> _筆記課題 1_
レコードのうち、「bedroom-2-rug: [168, 307, 220, 316]」を含む行で始まり「bedroom-1-pillow: [187, 152, 206, 163]」を含む行で終わる部分を、両端の行も含めて一字一句そのまま繰り返してください。

> _引用文_
既存のキューにメッセージを挿入するには、最初に新しい cloud_queue_message を作成します。 次に、add_message メソッドを呼び出します。 cloud_queue_message は、文字列 (UTF-8 形式) またはバイト配列で作成できます。 キューを作成し (それが存在しない場合)、メッセージ Hello, World を挿入するコードを次に示します。

// Retrieve storage account from connection-string.
azure::storage::cloud_storage_account storage_account = azure::storage::cloud_storage_account::parse(storage_connection_string);

// Create the queue client.
azure::storage::cloud_queue_client queue_client = storage_account.create_cloud_queue_client();

// Retrieve a reference to a queue.
azure::storage::cloud_queue queue = queue_client.get_queue_reference(U("my-sample-queue"));

// Create the queue if it doesn't already exist.
queue.create_if_not_exists();

// Create a message and add it to the queue.
azure::storage::cloud_queue_message message1(U("Hello, World"));
queue.add_message(message1);  

方法:次のメッセージをピークする

peek_message メソッドを呼び出すと、キューの先頭にあるメッセージをキューから削除せずにクイック表示することができます。

// Retrieve storage account from connection-string.
azure::storage::cloud_storage_account storage_account = azure::storage::cloud_storage_account::parse(storage_connection_string);

// Create the queue client.
azure::storage::cloud_queue_client queue_client = storage_account.create_cloud_queue_client();

// Retrieve a reference to a queue.
azure::storage::cloud_queue queue = queue_client.get_queue_reference(U("my-sample-queue"));

// Peek at the next message.
azure::storage::cloud_queue_message peeked_message = queue.peek_message();

// Output the message content.

(要素の位置一覧)

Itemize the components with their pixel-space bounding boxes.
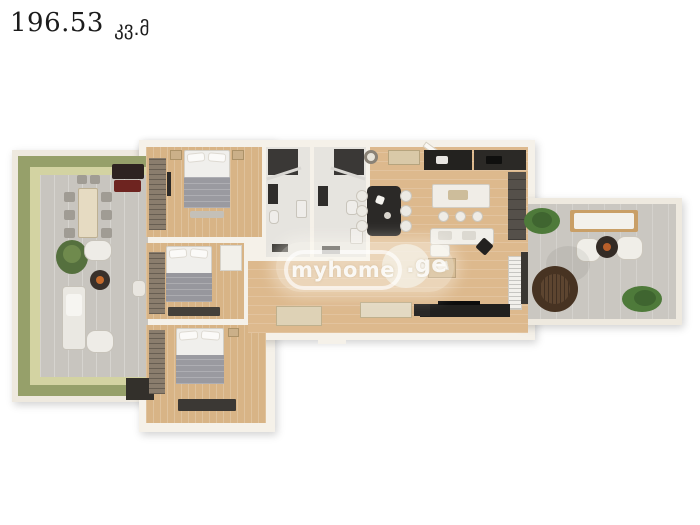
bedroom-2-rug: [168, 307, 220, 316]
bedroom-3-wardrobe: [149, 330, 165, 394]
bedroom-2-closet: [220, 245, 242, 271]
bedroom-1-pillow: [208, 152, 227, 163]
terrace-lounge-chair: [86, 330, 114, 353]
bathroom-1-mat: [272, 244, 288, 252]
bedroom-2-wardrobe: [149, 252, 165, 314]
bathroom-1-sink: [296, 200, 307, 218]
bedroom-1-blanket: [184, 177, 230, 208]
bathroom-2-mat: [322, 246, 340, 254]
terrace-chair: [90, 175, 100, 184]
bathroom-1-vanity: [268, 184, 278, 204]
terrace-stool: [132, 280, 146, 297]
dining-table: [367, 186, 401, 236]
dining-chair: [356, 205, 368, 217]
bedroom-1-bench: [190, 211, 224, 218]
bedroom-3-pillow: [179, 330, 199, 341]
dining-chair: [356, 190, 368, 202]
kitchen-island-decor: [448, 190, 468, 200]
terrace-chair: [64, 192, 75, 202]
dining-chair: [400, 205, 412, 217]
terrace-sofa-cushion: [66, 294, 82, 316]
kitchen-counter: [424, 150, 472, 170]
bedroom-3-pillow: [201, 330, 221, 341]
bedroom-2-pillow: [190, 248, 209, 259]
hallway-cabinet: [360, 302, 412, 318]
kitchen-stool: [438, 211, 449, 222]
bedroom-1-pillow: [187, 152, 206, 163]
bedroom-3-nightstand: [228, 328, 239, 337]
floorplan: [0, 0, 700, 525]
terrace-lounge-chair: [84, 240, 112, 261]
terrace-bbq-set: [112, 164, 144, 179]
kitchen-stool: [472, 211, 483, 222]
floor-plan-page: 196.53 კვ.მ myhome .ge: [0, 0, 700, 525]
terrace-fire-pit-flame: [96, 276, 104, 284]
exterior-step: [318, 333, 346, 344]
hallway-cabinet: [276, 306, 322, 326]
terrace-dining-table: [78, 188, 98, 238]
right-terrace-cocoon-weave: [540, 274, 570, 304]
dining-chair: [400, 190, 412, 202]
entry-console: [388, 150, 420, 165]
kitchen-tall-cabinet: [508, 172, 526, 240]
terrace-bbq-set-red: [114, 180, 141, 192]
living-tv-console: [420, 304, 510, 317]
bedroom-1-wardrobe: [149, 158, 166, 230]
bedroom-2-blanket: [166, 273, 212, 302]
living-sofa-cushion: [462, 231, 476, 240]
dining-chair: [400, 220, 412, 232]
living-sofa-chaise: [430, 244, 450, 257]
right-terrace-bush-dark: [532, 212, 552, 228]
entry-mirror: [364, 150, 378, 164]
right-terrace-bush-dark: [634, 290, 656, 306]
right-terrace-bench-cushion: [574, 213, 634, 229]
living-desk-chair: [416, 262, 427, 273]
terrace-chair: [77, 175, 87, 184]
terrace-chair: [101, 192, 112, 202]
living-tv: [438, 301, 480, 305]
bedroom-2-pillow: [169, 248, 188, 259]
bedroom-3-blanket: [176, 355, 224, 384]
bedroom-1-nightstand: [232, 150, 244, 160]
terrace-chair: [64, 210, 75, 220]
living-radiator: [508, 256, 522, 310]
living-balcony-door: [521, 252, 528, 304]
bathroom-1-toilet: [269, 210, 279, 224]
hallway-dark-unit: [414, 304, 430, 316]
right-terrace-fire-pit-flame: [603, 243, 611, 251]
bedroom-3-rug: [178, 399, 236, 411]
terrace-chair: [64, 228, 75, 238]
kitchen-hob: [486, 156, 502, 164]
bathroom-2-vanity: [318, 186, 328, 206]
living-sofa-cushion: [438, 231, 452, 240]
kitchen-sink: [436, 156, 448, 164]
dining-chair: [356, 220, 368, 232]
terrace-chair: [101, 210, 112, 220]
terrace-chair: [101, 228, 112, 238]
kitchen-stool: [455, 211, 466, 222]
right-terrace-armchair: [616, 236, 643, 260]
bedroom-1-nightstand: [170, 150, 182, 160]
dining-plate: [384, 212, 391, 219]
terrace-plant-highlight: [63, 245, 81, 263]
bedroom-1-tv-panel: [167, 172, 171, 196]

> _筆記課題 2_
引用文から、「queue.create_if_not_exists();」を含む語句で始まり「ック表示することができます。」を含む語句で終わる部分を、一字一句そのまま再現してください。

> _結果 1_
bedroom-2-rug: [168, 307, 220, 316]
bedroom-3-wardrobe: [149, 330, 165, 394]
bedroom-2-closet: [220, 245, 242, 271]
bedroom-1-pillow: [208, 152, 227, 163]
terrace-lounge-chair: [86, 330, 114, 353]
bathroom-1-mat: [272, 244, 288, 252]
bedroom-2-wardrobe: [149, 252, 165, 314]
bathroom-1-sink: [296, 200, 307, 218]
bedroom-1-blanket: [184, 177, 230, 208]
bathroom-2-mat: [322, 246, 340, 254]
terrace-chair: [90, 175, 100, 184]
bathroom-1-vanity: [268, 184, 278, 204]
terrace-stool: [132, 280, 146, 297]
dining-table: [367, 186, 401, 236]
dining-chair: [356, 205, 368, 217]
bedroom-1-bench: [190, 211, 224, 218]
bedroom-3-pillow: [179, 330, 199, 341]
dining-chair: [356, 190, 368, 202]
kitchen-island-decor: [448, 190, 468, 200]
terrace-chair: [64, 192, 75, 202]
dining-chair: [400, 205, 412, 217]
terrace-sofa-cushion: [66, 294, 82, 316]
kitchen-counter: [424, 150, 472, 170]
bedroom-3-pillow: [201, 330, 221, 341]
bedroom-2-pillow: [190, 248, 209, 259]
hallway-cabinet: [360, 302, 412, 318]
kitchen-stool: [438, 211, 449, 222]
bedroom-1-pillow: [187, 152, 206, 163]

> _結果 2_
queue.create_if_not_exists();

// Create a message and add it to the queue.
azure::storage::cloud_queue_message message1(U("Hello, World"));
queue.add_message(message1);  

方法:次のメッセージをピークする

peek_message メソッドを呼び出すと、キューの先頭にあるメッセージをキューから削除せずにクイック表示することができます。